- [Passage provided]:
* Start *

I'm pretty sure there are dozens if not hundreds of bathrooms in the congress building and the congressionsional office building. Choose a few and replace the locks so they lock from the outside. Put a cot, a blanket, and a pillow (preferably a a shitty MyPillow pillow), and lock these folks up immediately on contempt charges.
 
Eastman takes the Fifth with Jan. 6 committee - POLITICO
"The attorney, who helped former President Donald Trump contest the 2020 election, asserted his right against self-incrimination in a Dec. 1 letter to the Capitol riot panel."

He can still be ordered to appear and raise his right hand, no?
Shouldn't they do that, on television, so the public can hear "might tend to incriminate me" over and over?
 

A former D.C. National Guard official is accusing two senior Army leaders of lying to Congress and participating in a secret attempt to rewrite the history of the military's response to the Capitol riot.

In a 36-page memo, Col. Earl Matthews, who held high-level National Security Council and Pentagon roles during the Trump administration, slams the Pentagon's inspector general for what he calls an error-riddled report that protects a top Army official who argued against sending the National Guard to the Capitol on Jan. 6, delaying the insurrection response for hours.

Matthews' memo, sent to the Jan. 6 select committee this month and obtained by POLITICO, includes detailed recollections of the insurrection response as it calls two Army generals — Gen. Charles Flynn, who served as deputy chief of staff for operations on Jan. 6, and Lt. Gen. Walter Piatt, the director of Army staff — “absolute and unmitigated liars” for their characterization of the events of that day. Matthews has never publicly discussed the chaos of the Capitol siege.
Matthews' memo levels major accusations: that Flynn and Piatt lied to Congress about their response to pleas for the D.C. Guard to quickly be deployed on Jan. 6; that the Pentagon inspector general’s November report on Army leadership’s response to the attack was “replete with factual inaccuracies”; and that the Army has created its own closely held revisionist document about the Capitol riot that’s “worthy of the best Stalinist or North Korea propagandist.”

* End *

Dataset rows

* Start *

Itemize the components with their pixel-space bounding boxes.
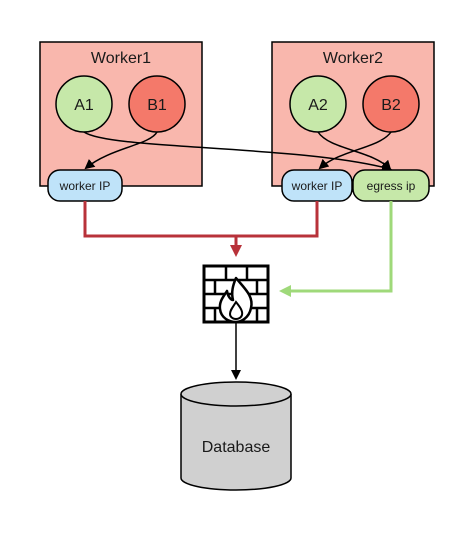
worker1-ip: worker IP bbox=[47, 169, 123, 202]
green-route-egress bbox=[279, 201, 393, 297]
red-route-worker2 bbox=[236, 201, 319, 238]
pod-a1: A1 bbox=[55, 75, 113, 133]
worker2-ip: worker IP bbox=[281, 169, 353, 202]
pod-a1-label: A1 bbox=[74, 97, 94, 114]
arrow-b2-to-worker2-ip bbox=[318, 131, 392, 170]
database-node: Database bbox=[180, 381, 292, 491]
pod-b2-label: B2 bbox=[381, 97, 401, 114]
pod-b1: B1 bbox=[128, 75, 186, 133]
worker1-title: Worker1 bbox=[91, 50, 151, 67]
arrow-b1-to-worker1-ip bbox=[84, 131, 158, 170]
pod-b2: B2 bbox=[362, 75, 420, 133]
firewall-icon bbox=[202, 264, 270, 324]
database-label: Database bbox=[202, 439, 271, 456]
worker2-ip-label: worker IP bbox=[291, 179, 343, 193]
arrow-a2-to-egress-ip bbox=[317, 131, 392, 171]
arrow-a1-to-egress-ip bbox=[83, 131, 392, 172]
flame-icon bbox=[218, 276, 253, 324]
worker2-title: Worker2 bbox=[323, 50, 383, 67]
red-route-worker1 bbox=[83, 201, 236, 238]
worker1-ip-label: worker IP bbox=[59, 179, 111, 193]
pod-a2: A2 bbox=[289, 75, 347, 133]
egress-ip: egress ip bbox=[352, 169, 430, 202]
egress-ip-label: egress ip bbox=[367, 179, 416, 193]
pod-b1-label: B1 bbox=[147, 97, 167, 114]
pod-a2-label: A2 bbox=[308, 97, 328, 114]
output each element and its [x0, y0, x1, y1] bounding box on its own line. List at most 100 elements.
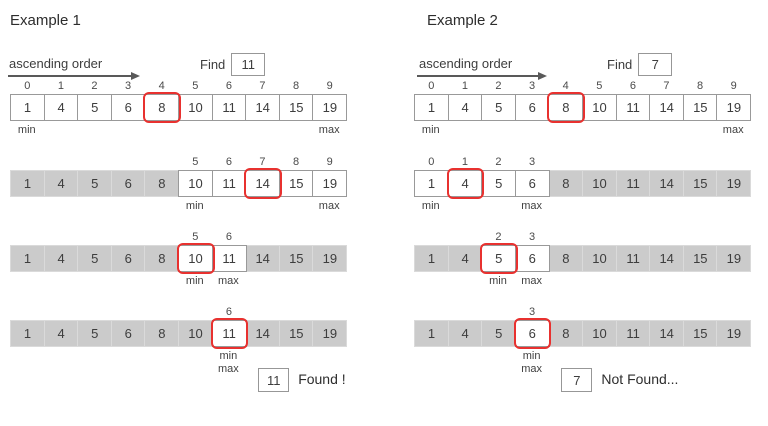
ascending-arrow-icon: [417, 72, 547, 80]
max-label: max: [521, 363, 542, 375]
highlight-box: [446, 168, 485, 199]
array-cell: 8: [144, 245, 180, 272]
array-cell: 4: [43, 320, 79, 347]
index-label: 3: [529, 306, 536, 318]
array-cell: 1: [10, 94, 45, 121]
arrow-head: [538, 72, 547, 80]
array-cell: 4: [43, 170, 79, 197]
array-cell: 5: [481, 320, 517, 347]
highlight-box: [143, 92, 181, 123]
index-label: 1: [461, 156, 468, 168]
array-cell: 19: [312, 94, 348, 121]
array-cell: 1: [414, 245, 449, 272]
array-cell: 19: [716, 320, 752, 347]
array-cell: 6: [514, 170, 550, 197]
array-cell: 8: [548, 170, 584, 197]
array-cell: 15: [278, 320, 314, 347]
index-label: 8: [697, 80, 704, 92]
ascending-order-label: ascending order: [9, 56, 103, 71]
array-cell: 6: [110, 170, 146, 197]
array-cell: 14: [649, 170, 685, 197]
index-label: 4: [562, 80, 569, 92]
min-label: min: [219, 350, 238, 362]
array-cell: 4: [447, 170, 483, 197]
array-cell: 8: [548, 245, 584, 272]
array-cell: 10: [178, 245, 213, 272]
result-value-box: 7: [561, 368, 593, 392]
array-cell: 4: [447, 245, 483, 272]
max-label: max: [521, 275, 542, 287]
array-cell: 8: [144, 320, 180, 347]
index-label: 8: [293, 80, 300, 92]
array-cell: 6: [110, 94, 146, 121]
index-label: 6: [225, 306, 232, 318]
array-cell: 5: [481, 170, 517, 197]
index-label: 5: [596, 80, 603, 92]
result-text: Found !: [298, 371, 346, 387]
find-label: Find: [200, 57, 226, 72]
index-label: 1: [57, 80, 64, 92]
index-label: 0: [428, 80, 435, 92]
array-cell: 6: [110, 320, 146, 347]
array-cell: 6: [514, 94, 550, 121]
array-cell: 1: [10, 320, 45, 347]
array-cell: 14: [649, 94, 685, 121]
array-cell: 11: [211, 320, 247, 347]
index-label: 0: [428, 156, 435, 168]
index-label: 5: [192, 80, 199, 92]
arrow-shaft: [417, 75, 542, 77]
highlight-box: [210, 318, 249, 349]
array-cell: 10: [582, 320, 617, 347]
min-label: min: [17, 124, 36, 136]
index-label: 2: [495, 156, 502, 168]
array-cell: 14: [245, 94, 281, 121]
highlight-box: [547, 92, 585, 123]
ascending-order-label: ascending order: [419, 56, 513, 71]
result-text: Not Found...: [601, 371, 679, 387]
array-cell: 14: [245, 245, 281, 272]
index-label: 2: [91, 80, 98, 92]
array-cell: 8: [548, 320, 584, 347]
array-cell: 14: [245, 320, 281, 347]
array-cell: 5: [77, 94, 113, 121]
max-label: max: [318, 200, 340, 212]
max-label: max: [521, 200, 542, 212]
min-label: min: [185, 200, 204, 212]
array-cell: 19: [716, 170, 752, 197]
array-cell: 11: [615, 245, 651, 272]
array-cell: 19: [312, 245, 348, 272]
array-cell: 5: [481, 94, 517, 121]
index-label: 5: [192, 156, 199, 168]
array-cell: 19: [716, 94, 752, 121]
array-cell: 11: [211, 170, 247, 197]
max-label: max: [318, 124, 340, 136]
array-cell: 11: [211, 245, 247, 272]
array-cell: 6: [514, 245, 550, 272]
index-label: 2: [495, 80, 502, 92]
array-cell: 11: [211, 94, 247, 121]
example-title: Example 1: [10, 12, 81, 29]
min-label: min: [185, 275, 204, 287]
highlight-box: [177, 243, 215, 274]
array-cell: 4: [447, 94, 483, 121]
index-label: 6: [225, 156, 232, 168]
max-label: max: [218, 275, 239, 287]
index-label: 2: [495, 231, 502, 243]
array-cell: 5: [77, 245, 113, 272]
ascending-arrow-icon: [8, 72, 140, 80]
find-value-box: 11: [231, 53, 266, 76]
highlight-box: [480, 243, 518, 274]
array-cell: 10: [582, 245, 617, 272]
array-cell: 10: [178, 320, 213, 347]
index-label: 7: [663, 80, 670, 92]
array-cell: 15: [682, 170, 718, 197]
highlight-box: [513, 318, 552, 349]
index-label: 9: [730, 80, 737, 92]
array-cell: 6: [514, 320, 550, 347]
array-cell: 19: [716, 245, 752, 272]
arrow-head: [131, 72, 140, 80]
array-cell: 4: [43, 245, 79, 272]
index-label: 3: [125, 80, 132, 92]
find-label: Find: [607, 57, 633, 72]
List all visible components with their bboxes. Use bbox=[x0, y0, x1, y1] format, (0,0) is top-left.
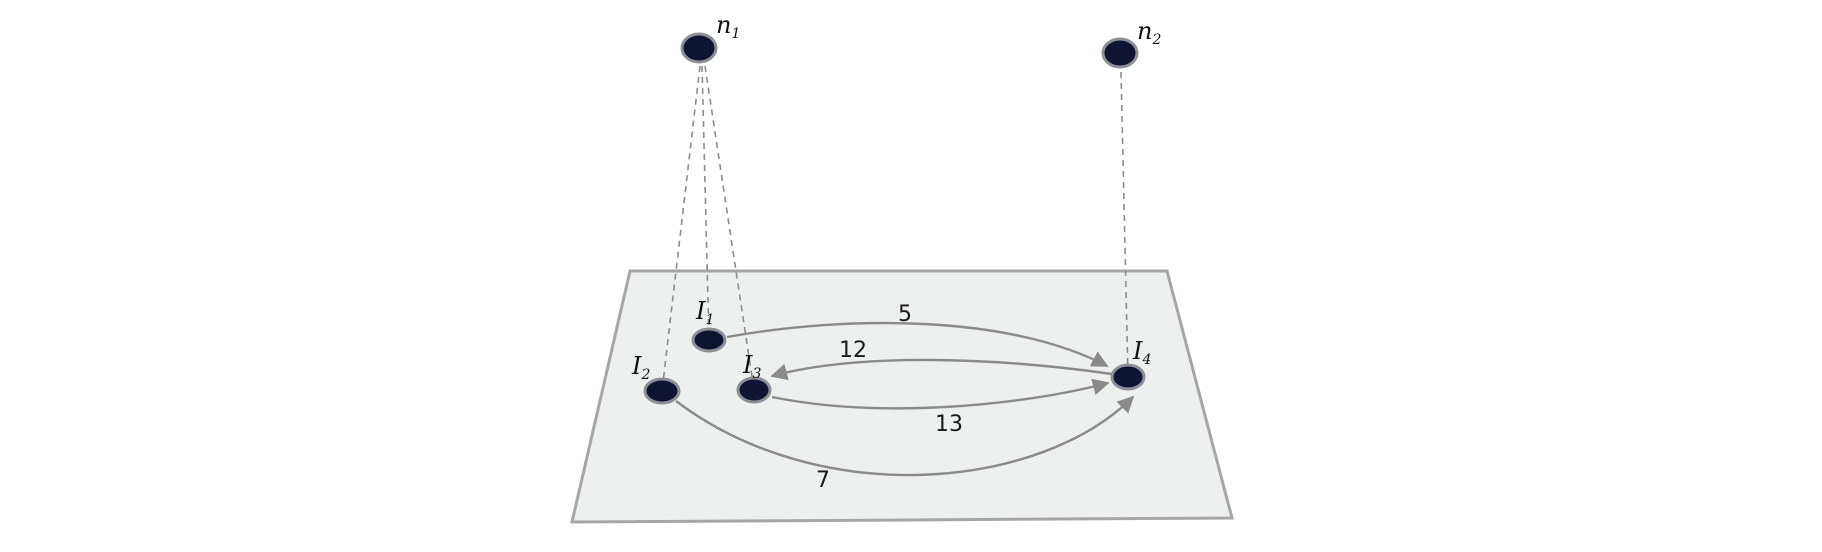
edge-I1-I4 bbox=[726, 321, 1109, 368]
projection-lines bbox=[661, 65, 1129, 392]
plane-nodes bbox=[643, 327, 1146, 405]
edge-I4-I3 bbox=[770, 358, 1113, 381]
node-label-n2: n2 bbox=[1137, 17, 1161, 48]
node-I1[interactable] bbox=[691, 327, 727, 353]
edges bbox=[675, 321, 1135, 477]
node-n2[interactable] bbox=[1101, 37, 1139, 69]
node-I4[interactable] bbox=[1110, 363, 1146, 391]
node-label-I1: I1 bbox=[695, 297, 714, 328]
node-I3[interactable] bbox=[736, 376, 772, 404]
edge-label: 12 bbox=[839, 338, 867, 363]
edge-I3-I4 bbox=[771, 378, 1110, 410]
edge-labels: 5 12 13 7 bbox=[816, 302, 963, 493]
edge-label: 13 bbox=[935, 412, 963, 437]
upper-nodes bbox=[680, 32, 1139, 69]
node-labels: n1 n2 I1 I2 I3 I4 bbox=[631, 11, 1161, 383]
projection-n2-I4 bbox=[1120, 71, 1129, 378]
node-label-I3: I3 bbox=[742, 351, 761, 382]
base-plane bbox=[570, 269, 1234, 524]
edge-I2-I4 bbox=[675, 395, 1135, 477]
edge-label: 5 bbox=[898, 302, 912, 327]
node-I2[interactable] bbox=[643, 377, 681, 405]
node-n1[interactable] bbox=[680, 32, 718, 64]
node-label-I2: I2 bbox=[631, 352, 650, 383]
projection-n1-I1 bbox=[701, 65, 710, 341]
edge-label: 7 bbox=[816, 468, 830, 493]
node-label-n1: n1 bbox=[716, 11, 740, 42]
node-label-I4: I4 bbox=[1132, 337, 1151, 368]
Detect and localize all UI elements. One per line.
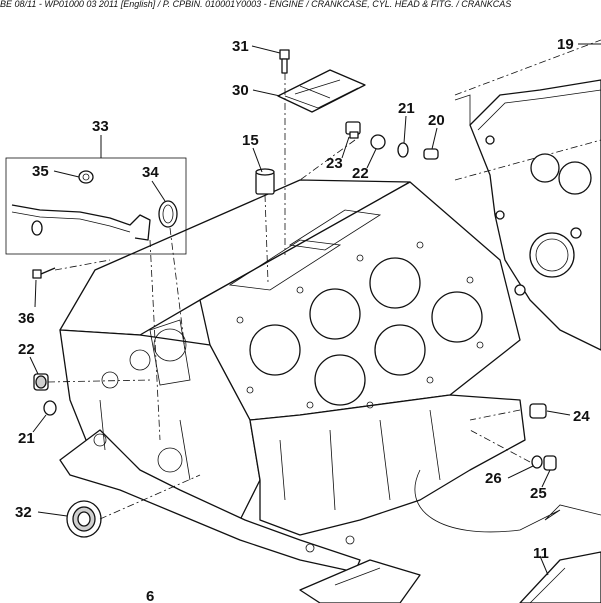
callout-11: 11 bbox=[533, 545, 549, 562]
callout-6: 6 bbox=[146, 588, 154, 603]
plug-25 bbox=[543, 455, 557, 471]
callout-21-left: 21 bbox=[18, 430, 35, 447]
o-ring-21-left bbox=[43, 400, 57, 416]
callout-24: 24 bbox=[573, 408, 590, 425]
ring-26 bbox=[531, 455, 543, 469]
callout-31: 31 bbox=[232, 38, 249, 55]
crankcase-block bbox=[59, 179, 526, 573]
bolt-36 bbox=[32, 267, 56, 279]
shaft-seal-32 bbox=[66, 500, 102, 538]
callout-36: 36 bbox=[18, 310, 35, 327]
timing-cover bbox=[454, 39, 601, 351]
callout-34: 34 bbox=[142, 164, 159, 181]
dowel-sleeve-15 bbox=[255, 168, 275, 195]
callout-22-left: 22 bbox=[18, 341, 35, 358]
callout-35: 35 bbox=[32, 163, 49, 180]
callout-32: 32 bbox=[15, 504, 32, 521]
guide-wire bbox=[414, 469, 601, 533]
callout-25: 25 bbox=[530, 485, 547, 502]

* End *

- [Jobs]:
1. Using the passage on the Capitol riot, decide whether each statement agrees with it, and answer yes or no for each with the deciding words quoted: (a) Eastman asserted his right against self-incrimination in a Dec. 1 letter. (b) Matthews has spoken publicly about the Capitol siege before. (c) Lt. Gen. Walter Piatt served as deputy chief of staff for operations on Jan. 6.
2. In the passage on the Capitol riot, in which month did the Pentagon inspector general issue its report on Army leadership's response to the attack?

- [Completed exercise]:
1.
(a) Yes: "asserted his right against self-incrimination in a Dec. 1 letter to the Capitol riot panel"
(b) No: "Matthews has never publicly discussed the chaos of the Capitol siege."
(c) No: "Gen. Charles Flynn, who served as deputy chief of staff for operations on Jan. 6, and Lt. Gen. Walter Piatt, the director of Army staff"

2. November